_Your instructions_:
Look through the data and write out every line with the word "Group" in it.

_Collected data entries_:
______

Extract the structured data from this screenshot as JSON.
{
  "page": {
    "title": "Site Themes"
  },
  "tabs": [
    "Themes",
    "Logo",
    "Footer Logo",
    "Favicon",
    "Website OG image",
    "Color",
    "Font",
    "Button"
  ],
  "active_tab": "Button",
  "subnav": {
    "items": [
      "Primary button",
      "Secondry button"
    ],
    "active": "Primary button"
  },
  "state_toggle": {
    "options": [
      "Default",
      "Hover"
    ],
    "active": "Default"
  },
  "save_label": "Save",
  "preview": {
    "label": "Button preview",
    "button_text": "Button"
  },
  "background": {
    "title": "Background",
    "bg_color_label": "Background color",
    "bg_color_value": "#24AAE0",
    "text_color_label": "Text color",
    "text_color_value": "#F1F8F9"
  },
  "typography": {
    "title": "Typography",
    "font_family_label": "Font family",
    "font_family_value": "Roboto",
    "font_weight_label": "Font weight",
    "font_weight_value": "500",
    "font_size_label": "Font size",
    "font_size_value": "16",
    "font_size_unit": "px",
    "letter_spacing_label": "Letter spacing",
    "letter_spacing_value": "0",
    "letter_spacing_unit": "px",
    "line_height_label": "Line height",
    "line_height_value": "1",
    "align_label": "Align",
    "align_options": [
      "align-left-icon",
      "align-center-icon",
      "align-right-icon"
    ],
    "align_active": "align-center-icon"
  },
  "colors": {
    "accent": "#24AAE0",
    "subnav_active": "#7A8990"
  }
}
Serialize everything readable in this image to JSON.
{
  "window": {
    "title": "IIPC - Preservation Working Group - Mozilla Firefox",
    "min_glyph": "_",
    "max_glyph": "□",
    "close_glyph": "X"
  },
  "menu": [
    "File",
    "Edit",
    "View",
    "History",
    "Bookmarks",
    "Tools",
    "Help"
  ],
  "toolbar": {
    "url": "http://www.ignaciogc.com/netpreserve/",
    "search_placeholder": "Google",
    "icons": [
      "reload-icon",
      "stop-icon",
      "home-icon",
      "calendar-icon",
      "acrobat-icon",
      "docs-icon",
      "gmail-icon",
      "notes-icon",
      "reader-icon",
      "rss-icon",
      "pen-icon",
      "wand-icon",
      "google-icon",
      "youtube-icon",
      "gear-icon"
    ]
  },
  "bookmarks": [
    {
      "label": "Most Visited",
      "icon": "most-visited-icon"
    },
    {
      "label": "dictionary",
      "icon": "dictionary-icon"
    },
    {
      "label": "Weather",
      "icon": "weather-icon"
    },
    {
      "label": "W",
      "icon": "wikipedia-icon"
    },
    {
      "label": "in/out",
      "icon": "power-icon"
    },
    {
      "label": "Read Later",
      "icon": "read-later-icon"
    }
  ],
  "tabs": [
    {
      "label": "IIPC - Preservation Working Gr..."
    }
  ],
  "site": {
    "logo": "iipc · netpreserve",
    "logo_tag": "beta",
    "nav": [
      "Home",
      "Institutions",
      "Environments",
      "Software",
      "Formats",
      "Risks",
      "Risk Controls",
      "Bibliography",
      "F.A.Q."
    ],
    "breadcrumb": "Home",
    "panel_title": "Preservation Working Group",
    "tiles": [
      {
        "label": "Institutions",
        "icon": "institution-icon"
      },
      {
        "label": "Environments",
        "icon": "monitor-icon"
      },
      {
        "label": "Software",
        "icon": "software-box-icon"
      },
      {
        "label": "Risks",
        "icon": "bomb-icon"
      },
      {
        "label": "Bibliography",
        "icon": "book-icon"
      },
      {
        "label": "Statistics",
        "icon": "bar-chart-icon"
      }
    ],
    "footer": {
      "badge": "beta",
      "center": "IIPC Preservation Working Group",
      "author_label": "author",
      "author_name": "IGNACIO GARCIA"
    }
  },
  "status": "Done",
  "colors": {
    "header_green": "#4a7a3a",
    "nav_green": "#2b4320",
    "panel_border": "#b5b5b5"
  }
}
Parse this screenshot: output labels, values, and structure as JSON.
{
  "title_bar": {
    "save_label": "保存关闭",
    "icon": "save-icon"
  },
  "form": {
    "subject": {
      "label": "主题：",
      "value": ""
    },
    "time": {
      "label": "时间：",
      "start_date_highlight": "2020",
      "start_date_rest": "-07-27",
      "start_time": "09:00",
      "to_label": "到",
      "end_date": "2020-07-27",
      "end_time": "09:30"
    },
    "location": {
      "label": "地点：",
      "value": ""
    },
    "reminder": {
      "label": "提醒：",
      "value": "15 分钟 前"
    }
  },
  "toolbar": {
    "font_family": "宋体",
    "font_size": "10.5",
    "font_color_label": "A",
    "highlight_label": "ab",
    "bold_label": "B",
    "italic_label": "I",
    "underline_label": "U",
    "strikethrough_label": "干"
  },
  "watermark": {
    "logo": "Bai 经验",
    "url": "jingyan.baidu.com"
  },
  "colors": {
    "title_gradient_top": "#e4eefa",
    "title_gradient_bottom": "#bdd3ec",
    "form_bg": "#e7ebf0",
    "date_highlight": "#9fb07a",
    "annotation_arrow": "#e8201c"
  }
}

______

_Response below_:
    "title": "IIPC - Preservation Working Group - Mozilla Firefox",
    "panel_title": "Preservation Working Group",
      "center": "IIPC Preservation Working Group",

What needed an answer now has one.